Find the lines below that contain the string "Differential". Copy each one.

Data provided |
[start]

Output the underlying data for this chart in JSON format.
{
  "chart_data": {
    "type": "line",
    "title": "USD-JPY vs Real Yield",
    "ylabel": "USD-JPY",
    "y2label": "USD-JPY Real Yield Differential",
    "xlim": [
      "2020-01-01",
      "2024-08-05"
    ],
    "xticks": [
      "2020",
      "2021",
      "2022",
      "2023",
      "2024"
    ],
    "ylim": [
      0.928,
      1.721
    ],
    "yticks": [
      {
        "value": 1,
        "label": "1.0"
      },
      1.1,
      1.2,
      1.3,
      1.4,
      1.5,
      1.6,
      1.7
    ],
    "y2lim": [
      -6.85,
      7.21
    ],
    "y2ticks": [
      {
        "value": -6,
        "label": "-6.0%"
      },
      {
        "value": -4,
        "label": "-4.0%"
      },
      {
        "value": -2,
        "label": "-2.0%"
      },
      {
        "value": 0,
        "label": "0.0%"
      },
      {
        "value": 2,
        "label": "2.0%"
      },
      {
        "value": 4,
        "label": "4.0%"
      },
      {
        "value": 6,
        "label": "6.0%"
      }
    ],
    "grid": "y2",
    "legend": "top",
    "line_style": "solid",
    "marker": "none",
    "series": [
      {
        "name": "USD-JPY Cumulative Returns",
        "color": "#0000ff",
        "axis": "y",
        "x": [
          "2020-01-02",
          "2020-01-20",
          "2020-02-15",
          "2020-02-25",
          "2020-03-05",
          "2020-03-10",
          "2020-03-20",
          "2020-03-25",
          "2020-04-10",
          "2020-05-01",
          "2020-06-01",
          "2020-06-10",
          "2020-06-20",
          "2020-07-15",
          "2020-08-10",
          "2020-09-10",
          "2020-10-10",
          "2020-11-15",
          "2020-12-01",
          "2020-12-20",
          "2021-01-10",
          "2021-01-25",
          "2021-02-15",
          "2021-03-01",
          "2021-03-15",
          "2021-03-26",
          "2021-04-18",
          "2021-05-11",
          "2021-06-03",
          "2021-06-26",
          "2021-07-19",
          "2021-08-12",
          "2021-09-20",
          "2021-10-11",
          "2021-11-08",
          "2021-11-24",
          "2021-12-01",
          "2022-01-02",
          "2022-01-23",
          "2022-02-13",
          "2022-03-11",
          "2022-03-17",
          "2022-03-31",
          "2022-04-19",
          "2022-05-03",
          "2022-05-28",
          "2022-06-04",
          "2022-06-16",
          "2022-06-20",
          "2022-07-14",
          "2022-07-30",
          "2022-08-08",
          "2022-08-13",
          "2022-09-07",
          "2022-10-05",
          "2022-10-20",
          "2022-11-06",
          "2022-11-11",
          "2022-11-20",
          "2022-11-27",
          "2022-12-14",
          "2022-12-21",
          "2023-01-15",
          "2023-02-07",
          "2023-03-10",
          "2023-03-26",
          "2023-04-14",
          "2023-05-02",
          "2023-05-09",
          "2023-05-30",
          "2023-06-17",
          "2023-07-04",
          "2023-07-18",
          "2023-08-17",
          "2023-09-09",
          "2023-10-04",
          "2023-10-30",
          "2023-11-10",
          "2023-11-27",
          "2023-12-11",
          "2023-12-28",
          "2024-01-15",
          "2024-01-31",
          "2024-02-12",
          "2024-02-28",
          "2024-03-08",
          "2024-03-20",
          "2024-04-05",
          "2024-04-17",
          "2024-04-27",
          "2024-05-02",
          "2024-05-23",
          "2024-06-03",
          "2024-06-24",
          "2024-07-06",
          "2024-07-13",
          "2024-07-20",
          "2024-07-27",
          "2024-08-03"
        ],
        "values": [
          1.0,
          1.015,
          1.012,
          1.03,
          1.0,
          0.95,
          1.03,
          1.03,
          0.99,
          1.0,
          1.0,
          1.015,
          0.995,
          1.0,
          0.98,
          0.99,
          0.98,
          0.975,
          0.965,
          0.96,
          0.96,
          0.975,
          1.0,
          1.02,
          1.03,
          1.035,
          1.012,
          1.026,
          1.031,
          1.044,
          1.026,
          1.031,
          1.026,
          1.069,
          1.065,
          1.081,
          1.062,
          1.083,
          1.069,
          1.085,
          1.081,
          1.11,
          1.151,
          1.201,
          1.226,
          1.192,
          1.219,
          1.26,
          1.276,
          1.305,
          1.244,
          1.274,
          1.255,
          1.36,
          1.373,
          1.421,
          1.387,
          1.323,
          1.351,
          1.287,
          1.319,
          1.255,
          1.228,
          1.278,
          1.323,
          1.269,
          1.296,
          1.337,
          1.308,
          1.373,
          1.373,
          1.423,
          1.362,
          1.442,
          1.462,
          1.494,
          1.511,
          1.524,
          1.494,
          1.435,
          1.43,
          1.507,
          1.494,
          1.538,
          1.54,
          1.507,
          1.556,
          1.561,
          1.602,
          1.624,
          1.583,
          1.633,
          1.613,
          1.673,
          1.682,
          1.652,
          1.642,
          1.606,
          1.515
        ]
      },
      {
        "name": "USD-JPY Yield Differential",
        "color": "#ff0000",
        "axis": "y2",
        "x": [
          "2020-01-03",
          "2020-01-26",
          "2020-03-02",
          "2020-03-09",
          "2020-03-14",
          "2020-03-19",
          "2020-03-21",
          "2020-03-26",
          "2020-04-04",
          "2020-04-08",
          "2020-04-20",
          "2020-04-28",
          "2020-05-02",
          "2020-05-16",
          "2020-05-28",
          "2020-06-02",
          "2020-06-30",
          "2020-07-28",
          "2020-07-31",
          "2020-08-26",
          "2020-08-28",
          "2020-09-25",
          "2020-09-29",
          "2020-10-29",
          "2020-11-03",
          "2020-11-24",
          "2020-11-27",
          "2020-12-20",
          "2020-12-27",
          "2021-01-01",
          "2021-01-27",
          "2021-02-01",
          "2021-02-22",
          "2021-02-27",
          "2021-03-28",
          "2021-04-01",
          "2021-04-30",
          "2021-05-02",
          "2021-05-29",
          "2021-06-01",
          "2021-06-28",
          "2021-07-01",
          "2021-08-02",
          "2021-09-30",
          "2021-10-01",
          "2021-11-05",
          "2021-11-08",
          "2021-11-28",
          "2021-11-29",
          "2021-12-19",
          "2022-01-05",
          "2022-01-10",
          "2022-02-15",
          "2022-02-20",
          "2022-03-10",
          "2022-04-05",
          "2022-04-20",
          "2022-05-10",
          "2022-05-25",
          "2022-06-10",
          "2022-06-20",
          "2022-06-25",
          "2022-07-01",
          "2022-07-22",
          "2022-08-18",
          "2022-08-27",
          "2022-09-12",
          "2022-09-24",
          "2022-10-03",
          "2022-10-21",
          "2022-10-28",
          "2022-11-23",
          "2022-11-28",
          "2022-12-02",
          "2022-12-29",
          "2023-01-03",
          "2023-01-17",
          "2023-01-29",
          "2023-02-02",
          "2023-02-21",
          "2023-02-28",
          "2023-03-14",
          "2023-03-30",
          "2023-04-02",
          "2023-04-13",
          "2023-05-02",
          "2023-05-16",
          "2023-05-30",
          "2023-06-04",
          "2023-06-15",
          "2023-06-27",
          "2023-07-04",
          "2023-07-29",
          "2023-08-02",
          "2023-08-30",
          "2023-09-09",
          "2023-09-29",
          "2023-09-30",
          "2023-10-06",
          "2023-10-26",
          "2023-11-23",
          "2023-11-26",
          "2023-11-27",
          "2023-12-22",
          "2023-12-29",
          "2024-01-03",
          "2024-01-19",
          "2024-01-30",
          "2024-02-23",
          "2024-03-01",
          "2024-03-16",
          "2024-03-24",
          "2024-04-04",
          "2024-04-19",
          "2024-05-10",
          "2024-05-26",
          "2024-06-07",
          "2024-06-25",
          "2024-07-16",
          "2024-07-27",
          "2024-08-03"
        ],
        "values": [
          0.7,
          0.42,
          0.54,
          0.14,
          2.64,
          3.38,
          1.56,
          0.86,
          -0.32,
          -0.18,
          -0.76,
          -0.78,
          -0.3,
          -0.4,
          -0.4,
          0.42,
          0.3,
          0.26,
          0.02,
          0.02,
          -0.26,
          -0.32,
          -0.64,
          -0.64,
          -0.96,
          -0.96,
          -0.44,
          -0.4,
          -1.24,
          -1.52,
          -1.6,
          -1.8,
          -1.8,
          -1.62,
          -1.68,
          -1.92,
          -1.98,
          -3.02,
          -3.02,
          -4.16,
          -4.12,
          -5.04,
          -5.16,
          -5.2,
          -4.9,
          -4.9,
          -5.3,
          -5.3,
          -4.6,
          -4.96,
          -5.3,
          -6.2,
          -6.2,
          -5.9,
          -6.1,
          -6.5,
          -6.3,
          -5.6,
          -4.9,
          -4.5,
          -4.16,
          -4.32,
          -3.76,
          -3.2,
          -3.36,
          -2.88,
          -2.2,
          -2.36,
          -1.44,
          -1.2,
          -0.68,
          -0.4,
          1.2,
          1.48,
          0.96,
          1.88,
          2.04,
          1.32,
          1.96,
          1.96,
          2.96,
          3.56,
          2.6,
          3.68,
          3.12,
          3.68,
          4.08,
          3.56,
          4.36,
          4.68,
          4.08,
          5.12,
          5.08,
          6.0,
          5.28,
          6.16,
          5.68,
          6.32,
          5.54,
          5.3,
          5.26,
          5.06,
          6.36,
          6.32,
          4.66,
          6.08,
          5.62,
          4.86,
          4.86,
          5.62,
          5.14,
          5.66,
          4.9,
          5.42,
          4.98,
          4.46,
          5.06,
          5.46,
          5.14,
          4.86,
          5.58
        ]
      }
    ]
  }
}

[end]

Written response |
    "y2label": "USD-JPY Real Yield Differential",
        "name": "USD-JPY Yield Differential",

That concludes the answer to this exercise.